Directive - Repeat exactly the lines beginning at the one that contains "Give me the" and running to the end of the material. Omit the pictures.

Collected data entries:
——————————

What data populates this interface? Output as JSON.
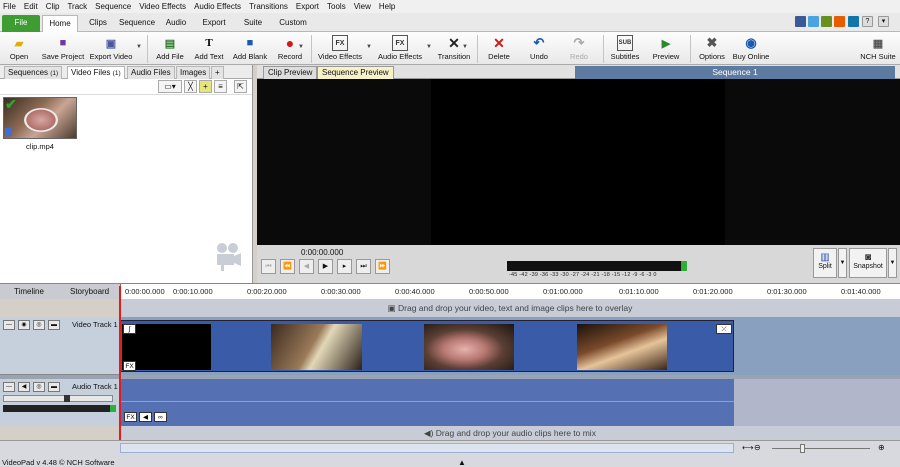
{
  "menu": [
    "File",
    "Edit",
    "Clip",
    "Track",
    "Sequence",
    "Video Effects",
    "Audio Effects",
    "Transitions",
    "Export",
    "Tools",
    "View",
    "Help"
  ],
  "tabs": [
    "File",
    "Home",
    "Clips",
    "Sequence",
    "Audio",
    "Export",
    "Suite",
    "Custom"
  ],
  "toolbar": [
    "Open",
    "Save Project",
    "Export Video",
    "Add File",
    "Add Text",
    "Add Blank",
    "Record",
    "Video Effects",
    "Audio Effects",
    "Transition",
    "Delete",
    "Undo",
    "Redo",
    "Subtitles",
    "Preview",
    "Options",
    "Buy Online",
    "NCH Suite"
  ],
  "bins": {
    "tabs": [
      "Sequences",
      "Video Files",
      "Audio Files",
      "Images",
      "+"
    ],
    "tab_counts": [
      "(1)",
      "(1)",
      "",
      ""
    ],
    "clip_name": "clip.mp4"
  },
  "preview": {
    "tabs": [
      "Clip Preview",
      "Sequence Preview"
    ],
    "title": "Sequence 1",
    "timecode": "0:00:00.000",
    "meter_scale": "-45 -42 -39 -36 -33 -30 -27 -24 -21 -18 -15 -12 -9 -6 -3 0",
    "split_label": "Split",
    "snapshot_label": "Snapshot"
  },
  "timeline": {
    "tabs": [
      "Timeline",
      "Storyboard"
    ],
    "ticks": [
      "0:00:00.000",
      "0:00:10.000",
      "0:00:20.000",
      "0:00:30.000",
      "0:00:40.000",
      "0:00:50.000",
      "0:01:00.000",
      "0:01:10.000",
      "0:01:20.000",
      "0:01:30.000",
      "0:01:40.000"
    ],
    "overlay_hint": "Drag and drop your video, text and image clips here to overlay",
    "video_track": "Video Track 1",
    "audio_track": "Audio Track 1",
    "audio_hint": "Drag and drop your audio clips here to mix",
    "fx_label": "FX"
  },
  "status": "VideoPad v 4.48 © NCH Software",
  "colors": {
    "file_tab": "#3d9d32",
    "accent_blue": "#5d7aa1",
    "playhead": "#e31b1b",
    "meter_green": "#2fae3a"
  }
}
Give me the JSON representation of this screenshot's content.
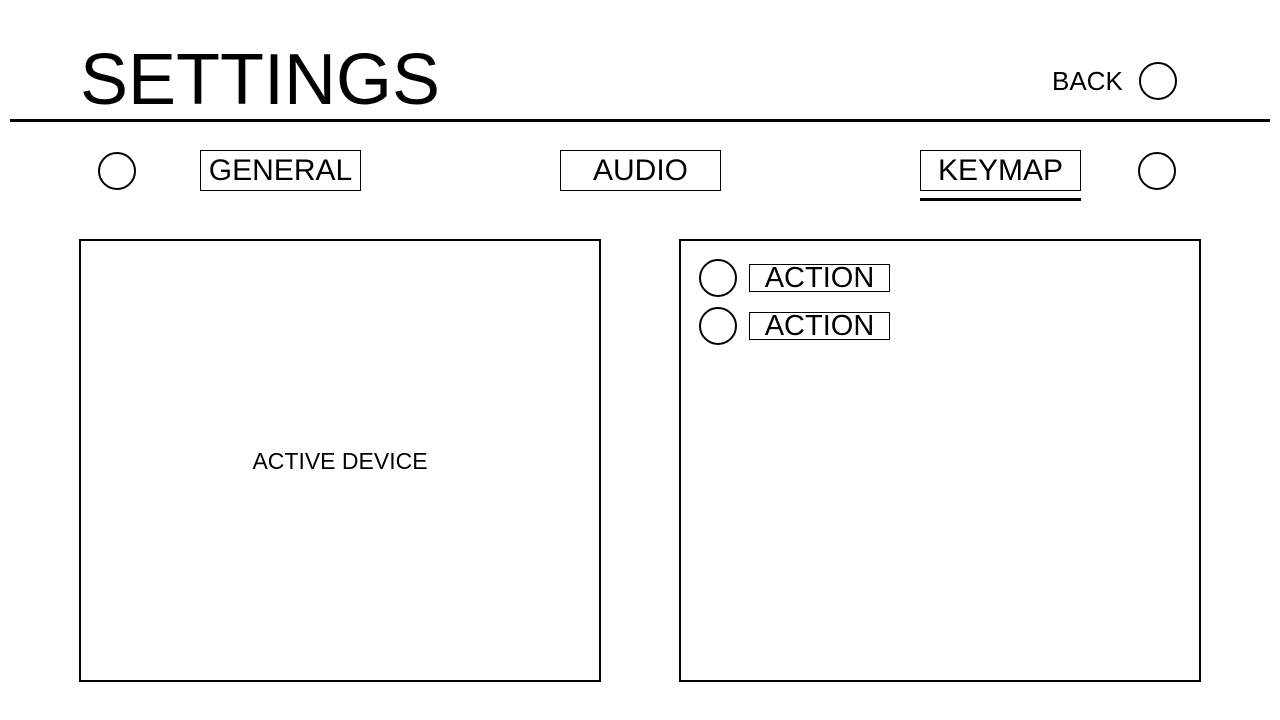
{
  "header": {
    "title": "SETTINGS",
    "back_label": "BACK"
  },
  "tabs": [
    {
      "label": "GENERAL",
      "selected": false
    },
    {
      "label": "AUDIO",
      "selected": false
    },
    {
      "label": "KEYMAP",
      "selected": true
    }
  ],
  "device_panel": {
    "label": "ACTIVE DEVICE"
  },
  "keymap_panel": {
    "actions": [
      {
        "label": "ACTION"
      },
      {
        "label": "ACTION"
      }
    ]
  }
}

——————————

Response to this exercise -
Give me the JSON representation of this screenshot's content.
{
  "header": {
    "title": "SETTINGS",
    "back_label": "BACK"
  },
  "tabs": [
    {
      "label": "GENERAL",
      "selected": false
    },
    {
      "label": "AUDIO",
      "selected": false
    },
    {
      "label": "KEYMAP",
      "selected": true
    }
  ],
  "device_panel": {
    "label": "ACTIVE DEVICE"
  },
  "keymap_panel": {
    "actions": [
      {
        "label": "ACTION"
      },
      {
        "label": "ACTION"
      }
    ]
  }
}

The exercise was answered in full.